Request -
Look below. Copy each line that has "main" in it.

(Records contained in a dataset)

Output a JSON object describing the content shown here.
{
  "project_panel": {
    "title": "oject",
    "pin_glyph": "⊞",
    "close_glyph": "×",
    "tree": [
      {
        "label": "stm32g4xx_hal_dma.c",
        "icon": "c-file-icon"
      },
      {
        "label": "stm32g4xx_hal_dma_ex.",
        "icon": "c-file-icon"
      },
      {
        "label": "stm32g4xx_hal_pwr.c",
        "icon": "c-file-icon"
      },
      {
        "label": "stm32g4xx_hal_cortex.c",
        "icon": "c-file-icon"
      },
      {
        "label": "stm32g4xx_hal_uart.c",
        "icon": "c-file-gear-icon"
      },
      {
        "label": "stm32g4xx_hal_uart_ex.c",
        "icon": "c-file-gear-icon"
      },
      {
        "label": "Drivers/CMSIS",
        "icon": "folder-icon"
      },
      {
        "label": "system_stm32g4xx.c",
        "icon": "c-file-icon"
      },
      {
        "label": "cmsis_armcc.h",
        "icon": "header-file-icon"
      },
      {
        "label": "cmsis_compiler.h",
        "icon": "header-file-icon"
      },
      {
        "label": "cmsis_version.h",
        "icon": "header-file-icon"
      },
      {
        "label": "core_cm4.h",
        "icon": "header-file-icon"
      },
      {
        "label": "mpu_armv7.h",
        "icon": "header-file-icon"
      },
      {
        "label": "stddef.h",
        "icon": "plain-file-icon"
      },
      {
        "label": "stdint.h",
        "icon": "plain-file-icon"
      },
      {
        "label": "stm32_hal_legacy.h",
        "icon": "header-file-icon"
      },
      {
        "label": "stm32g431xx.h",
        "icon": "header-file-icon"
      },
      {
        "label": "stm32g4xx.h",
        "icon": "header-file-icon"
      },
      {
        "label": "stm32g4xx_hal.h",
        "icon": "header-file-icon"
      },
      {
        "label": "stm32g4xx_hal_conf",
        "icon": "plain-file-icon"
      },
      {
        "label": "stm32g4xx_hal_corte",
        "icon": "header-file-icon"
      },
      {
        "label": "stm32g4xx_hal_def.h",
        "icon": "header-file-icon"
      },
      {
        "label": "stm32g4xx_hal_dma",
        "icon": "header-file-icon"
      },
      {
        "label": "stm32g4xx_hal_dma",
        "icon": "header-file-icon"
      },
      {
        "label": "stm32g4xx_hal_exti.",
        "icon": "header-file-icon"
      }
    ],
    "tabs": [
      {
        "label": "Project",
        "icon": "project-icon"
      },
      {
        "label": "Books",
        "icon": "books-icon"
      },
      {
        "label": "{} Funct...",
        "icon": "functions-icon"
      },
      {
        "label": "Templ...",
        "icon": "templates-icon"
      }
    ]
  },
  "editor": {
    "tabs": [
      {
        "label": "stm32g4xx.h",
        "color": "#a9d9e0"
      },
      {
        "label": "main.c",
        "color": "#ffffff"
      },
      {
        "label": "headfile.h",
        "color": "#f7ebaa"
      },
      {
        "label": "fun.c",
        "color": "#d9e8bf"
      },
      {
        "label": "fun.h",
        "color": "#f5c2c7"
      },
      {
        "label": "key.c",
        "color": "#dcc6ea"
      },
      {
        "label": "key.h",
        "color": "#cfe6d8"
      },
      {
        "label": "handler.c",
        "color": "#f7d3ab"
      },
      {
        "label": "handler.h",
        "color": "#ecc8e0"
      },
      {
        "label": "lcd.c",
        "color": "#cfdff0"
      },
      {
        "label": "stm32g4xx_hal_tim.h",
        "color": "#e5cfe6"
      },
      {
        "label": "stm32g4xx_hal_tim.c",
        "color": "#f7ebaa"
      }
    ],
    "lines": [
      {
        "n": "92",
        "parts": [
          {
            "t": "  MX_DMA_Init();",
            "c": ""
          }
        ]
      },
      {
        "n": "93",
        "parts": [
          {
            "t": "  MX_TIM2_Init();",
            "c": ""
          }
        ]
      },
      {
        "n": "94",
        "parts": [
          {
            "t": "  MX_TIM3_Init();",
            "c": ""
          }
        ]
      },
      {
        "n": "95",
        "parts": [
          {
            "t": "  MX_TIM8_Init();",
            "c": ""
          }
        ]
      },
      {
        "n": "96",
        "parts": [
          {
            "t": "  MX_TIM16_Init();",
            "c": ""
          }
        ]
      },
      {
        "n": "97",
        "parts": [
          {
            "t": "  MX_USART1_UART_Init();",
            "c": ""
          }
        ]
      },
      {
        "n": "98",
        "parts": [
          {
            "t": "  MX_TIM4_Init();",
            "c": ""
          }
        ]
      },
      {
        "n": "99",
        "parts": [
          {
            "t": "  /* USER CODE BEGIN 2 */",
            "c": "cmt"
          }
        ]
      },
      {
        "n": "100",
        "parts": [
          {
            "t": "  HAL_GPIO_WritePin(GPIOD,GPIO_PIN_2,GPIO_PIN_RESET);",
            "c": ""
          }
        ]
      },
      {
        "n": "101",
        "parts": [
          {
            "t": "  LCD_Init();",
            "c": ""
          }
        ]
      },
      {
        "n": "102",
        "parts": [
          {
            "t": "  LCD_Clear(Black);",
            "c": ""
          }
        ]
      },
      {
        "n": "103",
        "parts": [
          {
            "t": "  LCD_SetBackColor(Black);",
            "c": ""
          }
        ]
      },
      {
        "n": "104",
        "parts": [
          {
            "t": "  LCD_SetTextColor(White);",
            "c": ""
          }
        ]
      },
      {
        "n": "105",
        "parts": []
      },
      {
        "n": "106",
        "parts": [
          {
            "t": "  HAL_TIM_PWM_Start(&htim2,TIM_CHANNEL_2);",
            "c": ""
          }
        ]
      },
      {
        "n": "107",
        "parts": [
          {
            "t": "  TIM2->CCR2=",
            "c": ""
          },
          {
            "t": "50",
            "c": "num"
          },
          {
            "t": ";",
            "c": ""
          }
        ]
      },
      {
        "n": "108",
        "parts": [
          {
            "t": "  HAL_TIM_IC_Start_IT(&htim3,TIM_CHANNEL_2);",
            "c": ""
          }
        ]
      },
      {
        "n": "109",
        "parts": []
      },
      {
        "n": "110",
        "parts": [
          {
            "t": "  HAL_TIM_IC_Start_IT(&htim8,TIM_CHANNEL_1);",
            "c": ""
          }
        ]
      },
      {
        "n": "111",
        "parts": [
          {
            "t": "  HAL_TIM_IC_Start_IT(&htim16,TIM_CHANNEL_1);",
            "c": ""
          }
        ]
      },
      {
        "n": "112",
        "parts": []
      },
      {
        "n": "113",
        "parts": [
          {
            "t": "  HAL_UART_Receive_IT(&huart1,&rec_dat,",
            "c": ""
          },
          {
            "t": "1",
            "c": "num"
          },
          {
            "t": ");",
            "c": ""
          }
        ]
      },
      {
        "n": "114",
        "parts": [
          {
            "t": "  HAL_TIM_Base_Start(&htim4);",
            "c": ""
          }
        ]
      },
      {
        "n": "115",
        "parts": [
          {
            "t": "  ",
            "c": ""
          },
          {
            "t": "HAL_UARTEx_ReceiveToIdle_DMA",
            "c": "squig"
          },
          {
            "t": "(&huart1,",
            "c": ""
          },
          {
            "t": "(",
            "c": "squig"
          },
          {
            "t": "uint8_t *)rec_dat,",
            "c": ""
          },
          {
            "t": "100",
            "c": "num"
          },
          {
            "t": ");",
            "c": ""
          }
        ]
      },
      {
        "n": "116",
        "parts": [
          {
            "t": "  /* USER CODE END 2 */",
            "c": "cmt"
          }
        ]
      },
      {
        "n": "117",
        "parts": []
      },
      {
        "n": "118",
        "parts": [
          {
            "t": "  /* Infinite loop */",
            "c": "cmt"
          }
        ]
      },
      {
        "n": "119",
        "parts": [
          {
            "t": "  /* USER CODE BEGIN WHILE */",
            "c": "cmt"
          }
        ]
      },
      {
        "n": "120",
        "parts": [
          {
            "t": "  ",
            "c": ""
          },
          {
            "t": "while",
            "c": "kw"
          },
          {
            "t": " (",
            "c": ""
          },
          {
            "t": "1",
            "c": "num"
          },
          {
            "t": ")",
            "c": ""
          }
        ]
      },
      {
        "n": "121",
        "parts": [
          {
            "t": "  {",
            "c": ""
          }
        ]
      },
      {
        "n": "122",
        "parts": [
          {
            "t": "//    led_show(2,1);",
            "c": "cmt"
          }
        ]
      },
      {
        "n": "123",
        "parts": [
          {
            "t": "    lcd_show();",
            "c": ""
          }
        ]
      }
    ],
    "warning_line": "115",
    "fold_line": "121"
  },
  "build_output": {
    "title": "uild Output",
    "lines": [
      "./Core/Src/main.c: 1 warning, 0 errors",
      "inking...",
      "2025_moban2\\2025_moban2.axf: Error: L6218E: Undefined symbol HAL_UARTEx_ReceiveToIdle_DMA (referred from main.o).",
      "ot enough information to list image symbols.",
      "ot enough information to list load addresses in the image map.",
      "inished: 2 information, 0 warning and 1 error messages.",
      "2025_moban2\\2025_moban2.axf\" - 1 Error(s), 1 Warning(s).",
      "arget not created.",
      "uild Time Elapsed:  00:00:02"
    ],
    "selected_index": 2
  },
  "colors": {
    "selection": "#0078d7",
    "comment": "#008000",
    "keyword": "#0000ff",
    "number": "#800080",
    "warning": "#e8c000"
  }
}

Right answer -
        "label": "main.c",
      "./Core/Src/main.c: 1 warning, 0 errors",
      "2025_moban2\\2025_moban2.axf: Error: L6218E: Undefined symbol HAL_UARTEx_ReceiveToIdle_DMA (referred from main.o).",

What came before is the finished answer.